## Stated goal
Extract the text of each entry below exactly, leaving every image behind.

## Material provided
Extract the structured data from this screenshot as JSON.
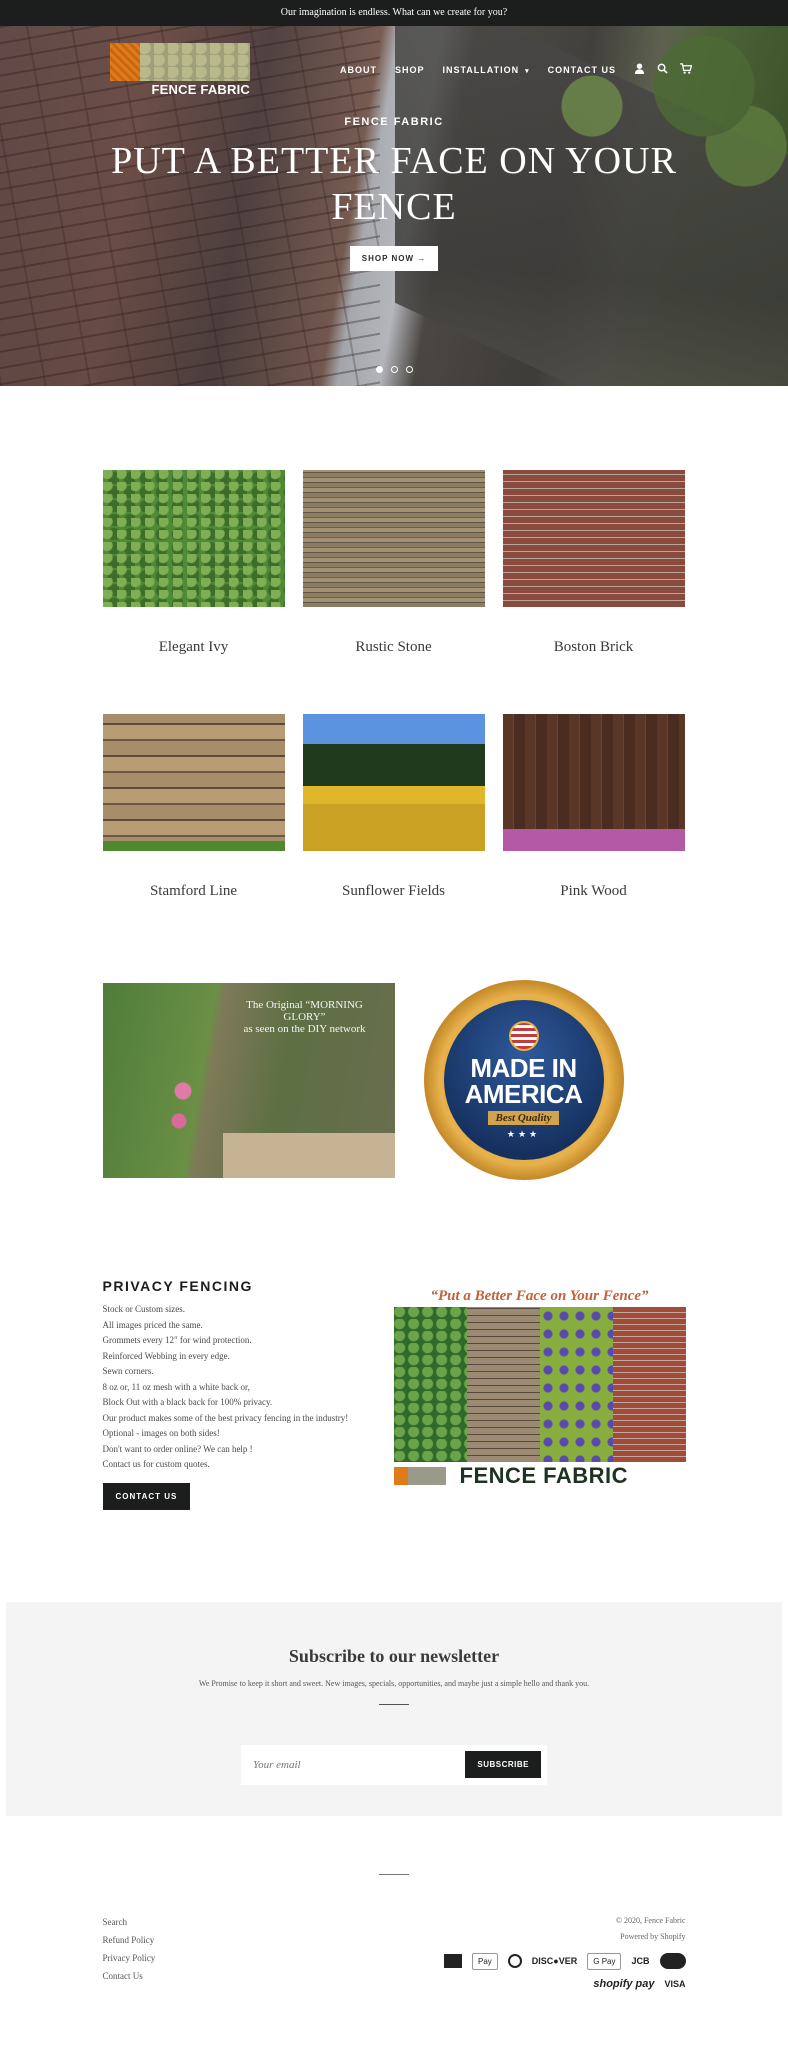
{
  "announcement": "Our imagination is endless. What can we create for you?",
  "brand": {
    "name": "FENCE FABRIC"
  },
  "nav": {
    "items": [
      "ABOUT",
      "SHOP",
      "INSTALLATION",
      "CONTACT US"
    ],
    "installation_caret": "▾",
    "icons": {
      "account": "👤",
      "search": "🔍",
      "cart": "🛒"
    }
  },
  "hero": {
    "kicker": "FENCE FABRIC",
    "title": "PUT A BETTER FACE ON YOUR FENCE",
    "button": "SHOP NOW →",
    "slides": 3,
    "active_slide": 1
  },
  "collections": [
    {
      "name": "Elegant Ivy"
    },
    {
      "name": "Rustic Stone"
    },
    {
      "name": "Boston Brick"
    },
    {
      "name": "Stamford Line"
    },
    {
      "name": "Sunflower Fields"
    },
    {
      "name": "Pink Wood"
    }
  ],
  "features": {
    "morning_glory": {
      "line1": "The Original “MORNING",
      "line2": "GLORY”",
      "line3": "as seen on the DIY network"
    },
    "badge": {
      "line1": "MADE IN",
      "line2": "AMERICA",
      "ribbon": "Best Quality",
      "stars": "★★★"
    }
  },
  "privacy": {
    "title": "PRIVACY FENCING",
    "lines": [
      "Stock or Custom sizes.",
      "All images priced the same.",
      "Grommets every 12\" for wind protection.",
      "Reinforced Webbing in every edge.",
      "Sewn corners.",
      "8 oz or, 11 oz mesh with a white back or,",
      "Block Out with a black back for 100% privacy.",
      "Our product makes some of the best privacy fencing in the industry!",
      "Optional - images on both sides!",
      "Don't want to order online? We can help !",
      "Contact us for custom quotes."
    ],
    "button": "CONTACT US",
    "promo_quote": "“Put a Better Face on Your Fence”",
    "promo_brand": "FENCE FABRIC"
  },
  "newsletter": {
    "title": "Subscribe to our newsletter",
    "subtitle": "We Promise to keep it short and sweet. New images, specials, opportunities, and maybe just a simple hello and thank you.",
    "placeholder": "Your email",
    "button": "SUBSCRIBE"
  },
  "footer": {
    "links": [
      "Search",
      "Refund Policy",
      "Privacy Policy",
      "Contact Us"
    ],
    "copyright": "© 2020, Fence Fabric",
    "powered": "Powered by Shopify",
    "payments": [
      "American Express",
      "Apple Pay",
      "Diners Club",
      "DISCOVER",
      "G Pay",
      "JCB",
      "Mastercard",
      "shopify pay",
      "VISA"
    ],
    "payment_labels": {
      "apple": " Pay",
      "discover": "DISC●VER",
      "gpay": "G Pay",
      "jcb": "JCB",
      "shopify": "shopify pay",
      "visa": "VISA"
    }
  }
}
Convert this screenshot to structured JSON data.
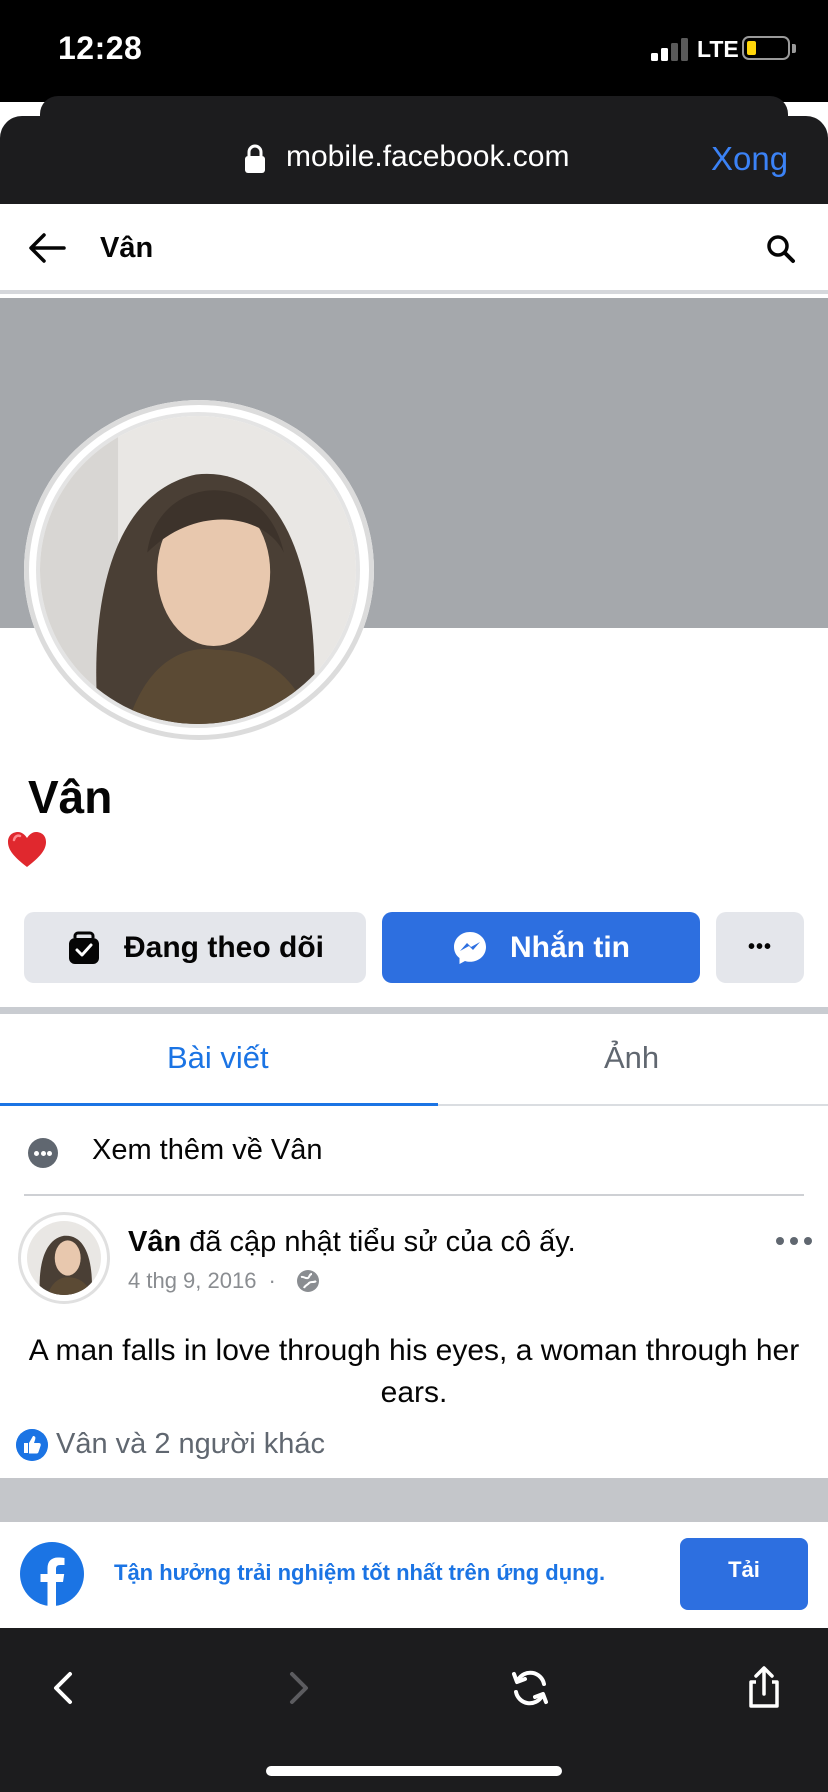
{
  "status_bar": {
    "time": "12:28",
    "network": "LTE",
    "battery_level": 0.15,
    "battery_color": "#ffd60a"
  },
  "browser": {
    "url": "mobile.facebook.com",
    "done_label": "Xong"
  },
  "topbar": {
    "title": "Vân"
  },
  "profile": {
    "name": "Vân",
    "bio_emoji": "heart-icon",
    "follow_label": "Đang theo dõi",
    "message_label": "Nhắn tin",
    "more_label": "•••"
  },
  "tabs": [
    {
      "label": "Bài viết",
      "active": true
    },
    {
      "label": "Ảnh",
      "active": false
    }
  ],
  "see_more": {
    "label": "Xem thêm về Vân"
  },
  "post": {
    "author": "Vân",
    "action": " đã cập nhật tiểu sử của cô ấy.",
    "date": "4 thg 9, 2016",
    "separator": "·",
    "privacy_icon": "globe-icon",
    "body": "A man falls in love through his eyes, a woman through her ears.",
    "reactions_text": "Vân và 2 người khác"
  },
  "app_banner": {
    "text": "Tận hưởng trải nghiệm tốt nhất trên ứng dụng.",
    "install_label": "Tải"
  },
  "colors": {
    "facebook_blue": "#1b74e4",
    "button_blue": "#2d6fe0",
    "cover_gray": "#a5a8ac",
    "safari_dark": "#1c1c1e",
    "safari_link": "#3b82f6"
  }
}
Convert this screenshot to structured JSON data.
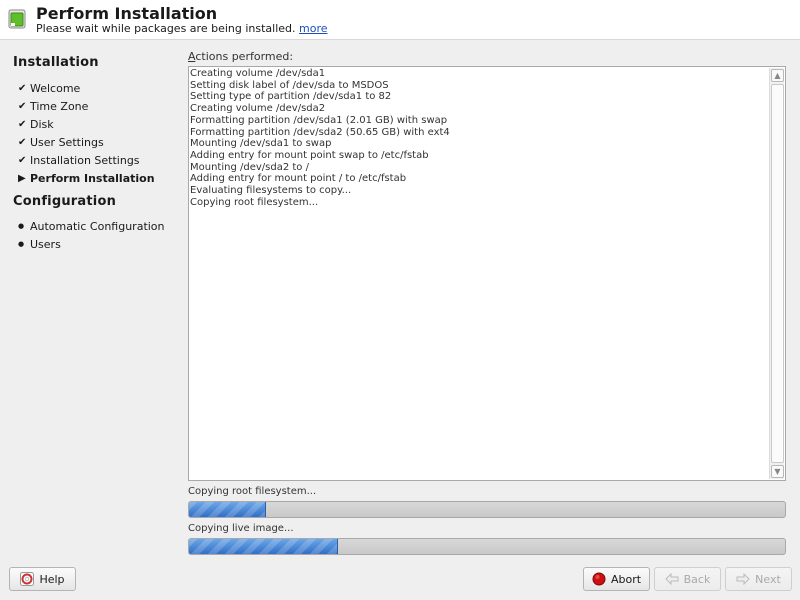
{
  "header": {
    "title": "Perform Installation",
    "subtitle": "Please wait while packages are being installed.",
    "more_link": "more"
  },
  "sidebar": {
    "sections": [
      {
        "title": "Installation",
        "items": [
          {
            "label": "Welcome",
            "state": "done"
          },
          {
            "label": "Time Zone",
            "state": "done"
          },
          {
            "label": "Disk",
            "state": "done"
          },
          {
            "label": "User Settings",
            "state": "done"
          },
          {
            "label": "Installation Settings",
            "state": "done"
          },
          {
            "label": "Perform Installation",
            "state": "current"
          }
        ]
      },
      {
        "title": "Configuration",
        "items": [
          {
            "label": "Automatic Configuration",
            "state": "pending"
          },
          {
            "label": "Users",
            "state": "pending"
          }
        ]
      }
    ],
    "marks": {
      "done": "✔",
      "current": "▶",
      "pending": "●"
    }
  },
  "actions": {
    "label_mnemonic": "A",
    "label_rest": "ctions performed:",
    "lines": [
      "Creating volume /dev/sda1",
      "Setting disk label of /dev/sda to MSDOS",
      "Setting type of partition /dev/sda1 to 82",
      "Creating volume /dev/sda2",
      "Formatting partition /dev/sda1 (2.01 GB) with swap",
      "Formatting partition /dev/sda2 (50.65 GB) with ext4",
      "Mounting /dev/sda1 to swap",
      "Adding entry for mount point swap to /etc/fstab",
      "Mounting /dev/sda2 to /",
      "Adding entry for mount point / to /etc/fstab",
      "Evaluating filesystems to copy...",
      "Copying root filesystem..."
    ]
  },
  "progress": [
    {
      "label": "Copying root filesystem...",
      "fraction": 0.13
    },
    {
      "label": "Copying live image...",
      "fraction": 0.25
    }
  ],
  "buttons": {
    "help": "Help",
    "abort": "Abort",
    "back": "Back",
    "next": "Next"
  },
  "icons": {
    "header": "installer-app-icon",
    "help": "lifebuoy-icon",
    "abort": "stop-red-icon",
    "back": "back-arrow-icon",
    "next": "next-arrow-icon"
  },
  "colors": {
    "progress_fill": "#3b7bd0",
    "abort_red": "#cc1111",
    "link": "#1d4ec0"
  }
}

## Expected answer
Extract the structured data from this screenshot as JSON.
{
  "announcement": "Our imagination is endless. What can we create for you?",
  "brand": {
    "name": "FENCE FABRIC"
  },
  "nav": {
    "items": [
      "ABOUT",
      "SHOP",
      "INSTALLATION",
      "CONTACT US"
    ],
    "installation_caret": "▾",
    "icons": {
      "account": "👤",
      "search": "🔍",
      "cart": "🛒"
    }
  },
  "hero": {
    "kicker": "FENCE FABRIC",
    "title": "PUT A BETTER FACE ON YOUR FENCE",
    "button": "SHOP NOW →",
    "slides": 3,
    "active_slide": 1
  },
  "collections": [
    {
      "name": "Elegant Ivy"
    },
    {
      "name": "Rustic Stone"
    },
    {
      "name": "Boston Brick"
    },
    {
      "name": "Stamford Line"
    },
    {
      "name": "Sunflower Fields"
    },
    {
      "name": "Pink Wood"
    }
  ],
  "features": {
    "morning_glory": {
      "line1": "The Original “MORNING",
      "line2": "GLORY”",
      "line3": "as seen on the DIY network"
    },
    "badge": {
      "line1": "MADE IN",
      "line2": "AMERICA",
      "ribbon": "Best Quality",
      "stars": "★★★"
    }
  },
  "privacy": {
    "title": "PRIVACY FENCING",
    "lines": [
      "Stock or Custom sizes.",
      "All images priced the same.",
      "Grommets every 12\" for wind protection.",
      "Reinforced Webbing in every edge.",
      "Sewn corners.",
      "8 oz or, 11 oz mesh with a white back or,",
      "Block Out with a black back for 100% privacy.",
      "Our product makes some of the best privacy fencing in the industry!",
      "Optional - images on both sides!",
      "Don't want to order online? We can help !",
      "Contact us for custom quotes."
    ],
    "button": "CONTACT US",
    "promo_quote": "“Put a Better Face on Your Fence”",
    "promo_brand": "FENCE FABRIC"
  },
  "newsletter": {
    "title": "Subscribe to our newsletter",
    "subtitle": "We Promise to keep it short and sweet. New images, specials, opportunities, and maybe just a simple hello and thank you.",
    "placeholder": "Your email",
    "button": "SUBSCRIBE"
  },
  "footer": {
    "links": [
      "Search",
      "Refund Policy",
      "Privacy Policy",
      "Contact Us"
    ],
    "copyright": "© 2020, Fence Fabric",
    "powered": "Powered by Shopify",
    "payments": [
      "American Express",
      "Apple Pay",
      "Diners Club",
      "DISCOVER",
      "G Pay",
      "JCB",
      "Mastercard",
      "shopify pay",
      "VISA"
    ],
    "payment_labels": {
      "apple": " Pay",
      "discover": "DISC●VER",
      "gpay": "G Pay",
      "jcb": "JCB",
      "shopify": "shopify pay",
      "visa": "VISA"
    }
  }
}
Convert this screenshot to structured JSON data.
{
  "status_bar": {
    "time": "12:28",
    "network": "LTE",
    "battery_level": 0.15,
    "battery_color": "#ffd60a"
  },
  "browser": {
    "url": "mobile.facebook.com",
    "done_label": "Xong"
  },
  "topbar": {
    "title": "Vân"
  },
  "profile": {
    "name": "Vân",
    "bio_emoji": "heart-icon",
    "follow_label": "Đang theo dõi",
    "message_label": "Nhắn tin",
    "more_label": "•••"
  },
  "tabs": [
    {
      "label": "Bài viết",
      "active": true
    },
    {
      "label": "Ảnh",
      "active": false
    }
  ],
  "see_more": {
    "label": "Xem thêm về Vân"
  },
  "post": {
    "author": "Vân",
    "action": " đã cập nhật tiểu sử của cô ấy.",
    "date": "4 thg 9, 2016",
    "separator": "·",
    "privacy_icon": "globe-icon",
    "body": "A man falls in love through his eyes, a woman through her ears.",
    "reactions_text": "Vân và 2 người khác"
  },
  "app_banner": {
    "text": "Tận hưởng trải nghiệm tốt nhất trên ứng dụng.",
    "install_label": "Tải"
  },
  "colors": {
    "facebook_blue": "#1b74e4",
    "button_blue": "#2d6fe0",
    "cover_gray": "#a5a8ac",
    "safari_dark": "#1c1c1e",
    "safari_link": "#3b82f6"
  }
}
Convert this screenshot to structured JSON data.
{
  "header": {
    "title": "Perform Installation",
    "subtitle": "Please wait while packages are being installed.",
    "more_link": "more"
  },
  "sidebar": {
    "sections": [
      {
        "title": "Installation",
        "items": [
          {
            "label": "Welcome",
            "state": "done"
          },
          {
            "label": "Time Zone",
            "state": "done"
          },
          {
            "label": "Disk",
            "state": "done"
          },
          {
            "label": "User Settings",
            "state": "done"
          },
          {
            "label": "Installation Settings",
            "state": "done"
          },
          {
            "label": "Perform Installation",
            "state": "current"
          }
        ]
      },
      {
        "title": "Configuration",
        "items": [
          {
            "label": "Automatic Configuration",
            "state": "pending"
          },
          {
            "label": "Users",
            "state": "pending"
          }
        ]
      }
    ],
    "marks": {
      "done": "✔",
      "current": "▶",
      "pending": "●"
    }
  },
  "actions": {
    "label_mnemonic": "A",
    "label_rest": "ctions performed:",
    "lines": [
      "Creating volume /dev/sda1",
      "Setting disk label of /dev/sda to MSDOS",
      "Setting type of partition /dev/sda1 to 82",
      "Creating volume /dev/sda2",
      "Formatting partition /dev/sda1 (2.01 GB) with swap",
      "Formatting partition /dev/sda2 (50.65 GB) with ext4",
      "Mounting /dev/sda1 to swap",
      "Adding entry for mount point swap to /etc/fstab",
      "Mounting /dev/sda2 to /",
      "Adding entry for mount point / to /etc/fstab",
      "Evaluating filesystems to copy...",
      "Copying root filesystem..."
    ]
  },
  "progress": [
    {
      "label": "Copying root filesystem...",
      "fraction": 0.13
    },
    {
      "label": "Copying live image...",
      "fraction": 0.25
    }
  ],
  "buttons": {
    "help": "Help",
    "abort": "Abort",
    "back": "Back",
    "next": "Next"
  },
  "icons": {
    "header": "installer-app-icon",
    "help": "lifebuoy-icon",
    "abort": "stop-red-icon",
    "back": "back-arrow-icon",
    "next": "next-arrow-icon"
  },
  "colors": {
    "progress_fill": "#3b7bd0",
    "abort_red": "#cc1111",
    "link": "#1d4ec0"
  }
}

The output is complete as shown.